[Dataset records]
--- BEGIN ---

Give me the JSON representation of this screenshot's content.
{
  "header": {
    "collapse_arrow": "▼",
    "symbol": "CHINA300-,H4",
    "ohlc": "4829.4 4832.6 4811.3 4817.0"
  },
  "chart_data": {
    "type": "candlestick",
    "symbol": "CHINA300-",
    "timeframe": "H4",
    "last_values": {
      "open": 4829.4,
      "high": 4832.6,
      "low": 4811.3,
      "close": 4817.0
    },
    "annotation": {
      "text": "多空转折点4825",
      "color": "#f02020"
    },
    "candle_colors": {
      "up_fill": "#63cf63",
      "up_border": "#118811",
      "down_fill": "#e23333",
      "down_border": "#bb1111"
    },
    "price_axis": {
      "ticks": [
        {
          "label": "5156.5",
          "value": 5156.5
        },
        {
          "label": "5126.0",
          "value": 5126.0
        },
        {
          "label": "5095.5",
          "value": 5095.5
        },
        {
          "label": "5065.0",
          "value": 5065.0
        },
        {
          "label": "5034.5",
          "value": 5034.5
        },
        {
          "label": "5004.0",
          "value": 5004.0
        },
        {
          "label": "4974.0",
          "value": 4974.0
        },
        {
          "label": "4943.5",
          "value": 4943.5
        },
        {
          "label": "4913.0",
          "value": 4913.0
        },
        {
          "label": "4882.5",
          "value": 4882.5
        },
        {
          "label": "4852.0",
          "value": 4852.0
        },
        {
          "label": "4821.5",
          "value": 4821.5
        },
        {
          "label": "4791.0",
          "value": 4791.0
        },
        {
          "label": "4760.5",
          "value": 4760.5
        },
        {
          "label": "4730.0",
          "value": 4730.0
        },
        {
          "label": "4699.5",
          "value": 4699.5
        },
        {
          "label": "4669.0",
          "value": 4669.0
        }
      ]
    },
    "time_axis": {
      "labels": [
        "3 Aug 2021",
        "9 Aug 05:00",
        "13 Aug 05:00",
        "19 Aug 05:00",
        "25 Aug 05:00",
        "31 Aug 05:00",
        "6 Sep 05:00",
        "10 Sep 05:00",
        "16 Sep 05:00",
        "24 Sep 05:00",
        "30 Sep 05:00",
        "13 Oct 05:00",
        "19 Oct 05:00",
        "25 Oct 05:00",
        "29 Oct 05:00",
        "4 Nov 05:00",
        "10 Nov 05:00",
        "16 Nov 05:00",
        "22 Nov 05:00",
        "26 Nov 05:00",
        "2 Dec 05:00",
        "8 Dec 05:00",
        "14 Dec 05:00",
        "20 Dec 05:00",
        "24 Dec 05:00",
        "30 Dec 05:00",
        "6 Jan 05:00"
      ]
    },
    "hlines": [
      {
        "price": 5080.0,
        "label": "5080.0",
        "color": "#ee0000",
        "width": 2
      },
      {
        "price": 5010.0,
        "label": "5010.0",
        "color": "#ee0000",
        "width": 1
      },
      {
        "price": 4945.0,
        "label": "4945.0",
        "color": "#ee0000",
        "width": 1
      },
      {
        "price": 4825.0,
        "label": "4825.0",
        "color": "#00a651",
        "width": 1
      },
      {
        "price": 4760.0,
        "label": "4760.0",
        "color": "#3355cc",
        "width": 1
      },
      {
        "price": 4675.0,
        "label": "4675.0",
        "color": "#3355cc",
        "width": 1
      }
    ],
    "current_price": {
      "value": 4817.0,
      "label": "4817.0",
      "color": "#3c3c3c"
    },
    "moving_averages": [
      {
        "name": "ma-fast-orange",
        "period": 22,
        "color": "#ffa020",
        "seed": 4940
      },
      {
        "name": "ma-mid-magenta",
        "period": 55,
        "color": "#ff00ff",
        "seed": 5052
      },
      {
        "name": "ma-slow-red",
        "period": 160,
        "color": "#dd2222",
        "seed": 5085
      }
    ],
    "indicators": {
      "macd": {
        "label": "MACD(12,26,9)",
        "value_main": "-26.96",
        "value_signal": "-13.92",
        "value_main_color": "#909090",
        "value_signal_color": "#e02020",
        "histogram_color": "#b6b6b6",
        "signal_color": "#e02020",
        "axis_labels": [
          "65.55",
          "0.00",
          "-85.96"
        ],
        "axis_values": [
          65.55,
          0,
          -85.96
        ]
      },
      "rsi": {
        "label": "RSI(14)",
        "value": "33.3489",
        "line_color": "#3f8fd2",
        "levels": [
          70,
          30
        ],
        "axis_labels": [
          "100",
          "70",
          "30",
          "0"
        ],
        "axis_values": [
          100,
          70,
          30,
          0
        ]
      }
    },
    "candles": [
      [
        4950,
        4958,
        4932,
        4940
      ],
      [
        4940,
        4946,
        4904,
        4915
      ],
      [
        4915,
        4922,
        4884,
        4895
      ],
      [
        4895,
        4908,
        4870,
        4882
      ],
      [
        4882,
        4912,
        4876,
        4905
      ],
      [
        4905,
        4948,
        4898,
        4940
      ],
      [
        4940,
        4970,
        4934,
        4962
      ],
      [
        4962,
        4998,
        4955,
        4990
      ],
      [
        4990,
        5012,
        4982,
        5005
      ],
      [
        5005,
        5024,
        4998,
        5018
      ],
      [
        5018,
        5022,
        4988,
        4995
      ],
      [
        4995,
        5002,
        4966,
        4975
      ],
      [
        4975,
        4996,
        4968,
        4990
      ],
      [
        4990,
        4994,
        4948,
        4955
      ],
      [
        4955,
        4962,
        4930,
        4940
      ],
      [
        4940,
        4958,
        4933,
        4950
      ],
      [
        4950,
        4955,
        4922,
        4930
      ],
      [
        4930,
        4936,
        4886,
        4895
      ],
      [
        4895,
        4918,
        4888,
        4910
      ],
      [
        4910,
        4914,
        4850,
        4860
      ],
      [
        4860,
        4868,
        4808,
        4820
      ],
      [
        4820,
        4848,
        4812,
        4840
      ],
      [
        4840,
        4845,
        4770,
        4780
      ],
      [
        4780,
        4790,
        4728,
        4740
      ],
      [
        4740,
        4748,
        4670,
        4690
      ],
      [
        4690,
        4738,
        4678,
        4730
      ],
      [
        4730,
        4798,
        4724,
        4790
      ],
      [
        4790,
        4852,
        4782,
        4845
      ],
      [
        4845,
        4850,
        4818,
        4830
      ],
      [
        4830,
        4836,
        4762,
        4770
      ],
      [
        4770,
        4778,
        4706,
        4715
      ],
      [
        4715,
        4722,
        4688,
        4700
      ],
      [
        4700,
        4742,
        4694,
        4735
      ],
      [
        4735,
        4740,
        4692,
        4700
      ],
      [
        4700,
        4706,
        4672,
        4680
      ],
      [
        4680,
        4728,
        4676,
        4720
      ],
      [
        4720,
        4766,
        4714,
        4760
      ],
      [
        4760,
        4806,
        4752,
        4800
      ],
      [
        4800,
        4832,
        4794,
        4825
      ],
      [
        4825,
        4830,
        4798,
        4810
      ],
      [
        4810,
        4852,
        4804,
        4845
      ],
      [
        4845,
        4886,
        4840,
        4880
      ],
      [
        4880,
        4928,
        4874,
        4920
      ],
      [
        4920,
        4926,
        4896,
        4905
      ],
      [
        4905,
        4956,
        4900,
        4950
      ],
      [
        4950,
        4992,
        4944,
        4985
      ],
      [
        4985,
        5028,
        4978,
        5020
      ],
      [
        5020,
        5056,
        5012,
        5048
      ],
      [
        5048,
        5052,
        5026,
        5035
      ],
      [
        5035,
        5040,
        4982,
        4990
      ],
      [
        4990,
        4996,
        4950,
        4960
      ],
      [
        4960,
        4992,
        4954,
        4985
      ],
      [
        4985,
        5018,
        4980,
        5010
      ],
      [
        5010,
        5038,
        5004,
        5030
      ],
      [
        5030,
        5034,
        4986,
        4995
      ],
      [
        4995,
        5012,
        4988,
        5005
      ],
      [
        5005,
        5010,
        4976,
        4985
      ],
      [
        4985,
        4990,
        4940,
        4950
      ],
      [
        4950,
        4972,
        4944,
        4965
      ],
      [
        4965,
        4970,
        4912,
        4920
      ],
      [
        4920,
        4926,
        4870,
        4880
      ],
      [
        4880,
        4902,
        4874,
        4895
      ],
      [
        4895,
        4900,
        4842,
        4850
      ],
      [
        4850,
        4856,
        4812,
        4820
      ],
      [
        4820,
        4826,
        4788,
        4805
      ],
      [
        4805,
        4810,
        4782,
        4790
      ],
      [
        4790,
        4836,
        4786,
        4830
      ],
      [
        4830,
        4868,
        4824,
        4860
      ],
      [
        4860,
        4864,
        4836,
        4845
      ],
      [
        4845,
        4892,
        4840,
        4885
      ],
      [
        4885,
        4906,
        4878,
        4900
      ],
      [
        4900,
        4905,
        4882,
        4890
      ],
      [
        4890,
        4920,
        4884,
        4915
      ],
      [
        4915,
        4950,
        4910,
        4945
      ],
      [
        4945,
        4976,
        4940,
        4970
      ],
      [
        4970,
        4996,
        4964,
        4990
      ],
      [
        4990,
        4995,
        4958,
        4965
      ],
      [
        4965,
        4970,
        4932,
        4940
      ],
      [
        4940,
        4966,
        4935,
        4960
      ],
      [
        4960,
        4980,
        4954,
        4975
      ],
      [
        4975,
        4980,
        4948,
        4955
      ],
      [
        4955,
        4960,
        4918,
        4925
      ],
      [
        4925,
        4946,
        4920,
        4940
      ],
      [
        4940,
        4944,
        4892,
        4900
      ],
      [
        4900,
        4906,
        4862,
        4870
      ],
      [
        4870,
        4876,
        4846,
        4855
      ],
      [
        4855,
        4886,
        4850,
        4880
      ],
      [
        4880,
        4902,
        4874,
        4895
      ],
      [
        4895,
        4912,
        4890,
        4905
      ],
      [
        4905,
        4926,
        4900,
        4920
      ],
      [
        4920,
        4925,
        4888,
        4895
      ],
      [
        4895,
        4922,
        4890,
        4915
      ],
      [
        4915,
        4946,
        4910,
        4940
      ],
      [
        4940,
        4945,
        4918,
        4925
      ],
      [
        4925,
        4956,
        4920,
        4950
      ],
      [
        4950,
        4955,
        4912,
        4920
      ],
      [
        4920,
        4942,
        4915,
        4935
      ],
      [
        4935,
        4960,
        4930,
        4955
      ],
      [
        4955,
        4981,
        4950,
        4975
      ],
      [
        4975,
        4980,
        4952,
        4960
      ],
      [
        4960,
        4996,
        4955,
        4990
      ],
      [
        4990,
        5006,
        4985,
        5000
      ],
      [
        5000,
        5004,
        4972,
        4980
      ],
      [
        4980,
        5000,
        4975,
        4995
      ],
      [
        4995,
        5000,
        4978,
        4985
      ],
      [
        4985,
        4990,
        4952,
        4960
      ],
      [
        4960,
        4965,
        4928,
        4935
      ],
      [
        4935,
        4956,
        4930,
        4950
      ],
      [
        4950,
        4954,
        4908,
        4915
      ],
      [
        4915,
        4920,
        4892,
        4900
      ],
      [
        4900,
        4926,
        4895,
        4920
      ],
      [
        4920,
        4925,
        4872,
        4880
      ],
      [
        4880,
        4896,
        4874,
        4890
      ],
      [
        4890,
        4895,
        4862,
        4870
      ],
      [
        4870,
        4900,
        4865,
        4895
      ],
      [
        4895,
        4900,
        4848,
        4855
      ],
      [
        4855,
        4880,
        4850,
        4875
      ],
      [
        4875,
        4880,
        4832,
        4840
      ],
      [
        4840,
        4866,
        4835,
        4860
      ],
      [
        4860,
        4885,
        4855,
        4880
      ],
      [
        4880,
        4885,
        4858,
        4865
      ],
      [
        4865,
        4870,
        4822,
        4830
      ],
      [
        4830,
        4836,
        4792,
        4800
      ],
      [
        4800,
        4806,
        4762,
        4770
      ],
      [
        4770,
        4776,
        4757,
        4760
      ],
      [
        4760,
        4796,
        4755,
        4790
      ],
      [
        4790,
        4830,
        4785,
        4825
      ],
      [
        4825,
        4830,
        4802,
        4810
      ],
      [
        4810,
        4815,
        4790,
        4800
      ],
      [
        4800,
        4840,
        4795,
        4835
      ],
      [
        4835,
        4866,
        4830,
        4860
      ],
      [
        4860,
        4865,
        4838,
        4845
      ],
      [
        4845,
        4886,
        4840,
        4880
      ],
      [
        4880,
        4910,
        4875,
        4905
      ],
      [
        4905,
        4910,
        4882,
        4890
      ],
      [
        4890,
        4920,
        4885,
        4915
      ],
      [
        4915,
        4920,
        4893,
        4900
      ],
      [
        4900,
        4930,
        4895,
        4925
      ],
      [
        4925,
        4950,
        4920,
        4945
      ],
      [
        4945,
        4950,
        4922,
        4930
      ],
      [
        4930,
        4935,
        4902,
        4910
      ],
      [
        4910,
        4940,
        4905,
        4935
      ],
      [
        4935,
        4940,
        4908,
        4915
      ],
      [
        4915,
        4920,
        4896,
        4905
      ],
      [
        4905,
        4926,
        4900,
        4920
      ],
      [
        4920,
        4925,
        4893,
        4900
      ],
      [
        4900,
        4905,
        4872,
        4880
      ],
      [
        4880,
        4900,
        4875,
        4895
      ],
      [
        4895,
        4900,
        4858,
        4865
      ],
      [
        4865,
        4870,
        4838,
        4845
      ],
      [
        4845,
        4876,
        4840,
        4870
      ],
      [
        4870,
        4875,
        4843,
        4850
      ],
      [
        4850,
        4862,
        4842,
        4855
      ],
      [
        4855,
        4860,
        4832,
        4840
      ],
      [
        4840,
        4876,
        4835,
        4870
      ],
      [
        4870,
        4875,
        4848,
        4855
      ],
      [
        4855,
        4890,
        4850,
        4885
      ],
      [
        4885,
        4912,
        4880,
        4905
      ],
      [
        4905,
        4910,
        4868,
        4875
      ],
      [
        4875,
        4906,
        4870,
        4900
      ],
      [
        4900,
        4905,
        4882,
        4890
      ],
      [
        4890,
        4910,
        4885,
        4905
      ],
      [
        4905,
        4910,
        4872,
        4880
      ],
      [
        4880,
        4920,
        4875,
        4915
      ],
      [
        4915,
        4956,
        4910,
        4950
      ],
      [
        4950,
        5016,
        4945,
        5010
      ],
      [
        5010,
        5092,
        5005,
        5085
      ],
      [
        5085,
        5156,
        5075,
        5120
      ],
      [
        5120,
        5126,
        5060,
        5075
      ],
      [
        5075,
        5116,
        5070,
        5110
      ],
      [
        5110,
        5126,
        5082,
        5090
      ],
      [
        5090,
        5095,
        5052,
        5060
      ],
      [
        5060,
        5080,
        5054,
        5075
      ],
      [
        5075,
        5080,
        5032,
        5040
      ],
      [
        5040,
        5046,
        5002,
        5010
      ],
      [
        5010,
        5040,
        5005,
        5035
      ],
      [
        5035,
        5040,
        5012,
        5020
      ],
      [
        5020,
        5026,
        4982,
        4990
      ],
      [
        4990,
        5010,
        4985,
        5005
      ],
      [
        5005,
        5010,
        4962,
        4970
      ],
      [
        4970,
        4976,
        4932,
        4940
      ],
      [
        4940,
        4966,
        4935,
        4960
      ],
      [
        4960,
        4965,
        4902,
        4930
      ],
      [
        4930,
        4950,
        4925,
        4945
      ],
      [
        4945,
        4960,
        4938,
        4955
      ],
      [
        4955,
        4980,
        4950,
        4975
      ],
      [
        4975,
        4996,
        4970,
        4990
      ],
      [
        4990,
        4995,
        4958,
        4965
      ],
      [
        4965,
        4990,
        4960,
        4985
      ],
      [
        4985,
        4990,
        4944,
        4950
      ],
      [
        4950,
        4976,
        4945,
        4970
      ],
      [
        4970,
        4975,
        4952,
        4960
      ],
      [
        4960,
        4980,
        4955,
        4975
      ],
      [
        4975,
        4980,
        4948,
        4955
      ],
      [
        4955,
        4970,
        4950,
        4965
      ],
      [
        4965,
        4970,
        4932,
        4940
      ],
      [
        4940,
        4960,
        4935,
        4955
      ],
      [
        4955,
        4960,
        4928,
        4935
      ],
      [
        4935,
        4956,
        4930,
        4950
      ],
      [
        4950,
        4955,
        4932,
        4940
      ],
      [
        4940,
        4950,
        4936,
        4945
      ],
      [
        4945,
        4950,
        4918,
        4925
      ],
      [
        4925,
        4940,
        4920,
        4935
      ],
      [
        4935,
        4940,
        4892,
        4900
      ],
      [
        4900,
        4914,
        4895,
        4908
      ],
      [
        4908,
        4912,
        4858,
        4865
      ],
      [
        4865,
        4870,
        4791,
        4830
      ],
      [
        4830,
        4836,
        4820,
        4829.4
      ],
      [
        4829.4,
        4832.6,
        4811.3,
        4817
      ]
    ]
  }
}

--- END ---

* _What the task asks_
Find how many lines of the entries contain "symbol". Respond with the number only.

* _Solution for this problem_
2